TASK INPUTS =
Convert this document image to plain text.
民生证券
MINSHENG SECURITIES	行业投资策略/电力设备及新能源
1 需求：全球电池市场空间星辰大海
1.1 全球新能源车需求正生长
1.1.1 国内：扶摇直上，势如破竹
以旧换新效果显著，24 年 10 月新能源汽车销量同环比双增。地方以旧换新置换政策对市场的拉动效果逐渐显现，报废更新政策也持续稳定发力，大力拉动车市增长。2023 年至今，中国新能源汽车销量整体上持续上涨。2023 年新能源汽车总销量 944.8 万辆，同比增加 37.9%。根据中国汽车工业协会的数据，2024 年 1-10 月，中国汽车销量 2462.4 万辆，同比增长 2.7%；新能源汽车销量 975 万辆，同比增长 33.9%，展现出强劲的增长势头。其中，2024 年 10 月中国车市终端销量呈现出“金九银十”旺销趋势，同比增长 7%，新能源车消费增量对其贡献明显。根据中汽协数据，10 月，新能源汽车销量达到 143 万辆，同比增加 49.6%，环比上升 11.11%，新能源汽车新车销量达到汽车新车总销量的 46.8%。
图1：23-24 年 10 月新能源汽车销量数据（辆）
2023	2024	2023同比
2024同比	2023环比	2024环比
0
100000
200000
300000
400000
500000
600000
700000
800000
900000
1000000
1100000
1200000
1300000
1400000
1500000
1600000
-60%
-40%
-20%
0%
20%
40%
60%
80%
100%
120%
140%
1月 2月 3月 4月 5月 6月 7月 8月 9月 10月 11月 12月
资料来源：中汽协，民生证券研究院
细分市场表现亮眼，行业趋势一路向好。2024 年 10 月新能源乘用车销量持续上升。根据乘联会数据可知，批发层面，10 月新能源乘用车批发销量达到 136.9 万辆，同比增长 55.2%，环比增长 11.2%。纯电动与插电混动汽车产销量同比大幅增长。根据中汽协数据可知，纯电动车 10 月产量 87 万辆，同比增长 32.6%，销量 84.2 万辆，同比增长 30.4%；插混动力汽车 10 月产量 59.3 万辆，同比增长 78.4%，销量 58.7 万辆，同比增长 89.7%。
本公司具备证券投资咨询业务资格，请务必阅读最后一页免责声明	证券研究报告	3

DIRECTIONS =
Copy each record from above without leaving any out.

RESPONSE FOR THIS EXERCISE =
Convert this document image to plain text.
民生证券
MINSHENG SECURITIES	行业投资策略/电力设备及新能源
1 需求：全球电池市场空间星辰大海
1.1 全球新能源车需求正生长
1.1.1 国内：扶摇直上，势如破竹
以旧换新效果显著，24 年 10 月新能源汽车销量同环比双增。地方以旧换新置换政策对市场的拉动效果逐渐显现，报废更新政策也持续稳定发力，大力拉动车市增长。2023 年至今，中国新能源汽车销量整体上持续上涨。2023 年新能源汽车总销量 944.8 万辆，同比增加 37.9%。根据中国汽车工业协会的数据，2024 年 1-10 月，中国汽车销量 2462.4 万辆，同比增长 2.7%；新能源汽车销量 975 万辆，同比增长 33.9%，展现出强劲的增长势头。其中，2024 年 10 月中国车市终端销量呈现出“金九银十”旺销趋势，同比增长 7%，新能源车消费增量对其贡献明显。根据中汽协数据，10 月，新能源汽车销量达到 143 万辆，同比增加 49.6%，环比上升 11.11%，新能源汽车新车销量达到汽车新车总销量的 46.8%。
图1：23-24 年 10 月新能源汽车销量数据（辆）
2023	2024	2023同比
2024同比	2023环比	2024环比
0
100000
200000
300000
400000
500000
600000
700000
800000
900000
1000000
1100000
1200000
1300000
1400000
1500000
1600000
-60%
-40%
-20%
0%
20%
40%
60%
80%
100%
120%
140%
1月 2月 3月 4月 5月 6月 7月 8月 9月 10月 11月 12月
资料来源：中汽协，民生证券研究院
细分市场表现亮眼，行业趋势一路向好。2024 年 10 月新能源乘用车销量持续上升。根据乘联会数据可知，批发层面，10 月新能源乘用车批发销量达到 136.9 万辆，同比增长 55.2%，环比增长 11.2%。纯电动与插电混动汽车产销量同比大幅增长。根据中汽协数据可知，纯电动车 10 月产量 87 万辆，同比增长 32.6%，销量 84.2 万辆，同比增长 30.4%；插混动力汽车 10 月产量 59.3 万辆，同比增长 78.4%，销量 58.7 万辆，同比增长 89.7%。
本公司具备证券投资咨询业务资格，请务必阅读最后一页免责声明	证券研究报告	3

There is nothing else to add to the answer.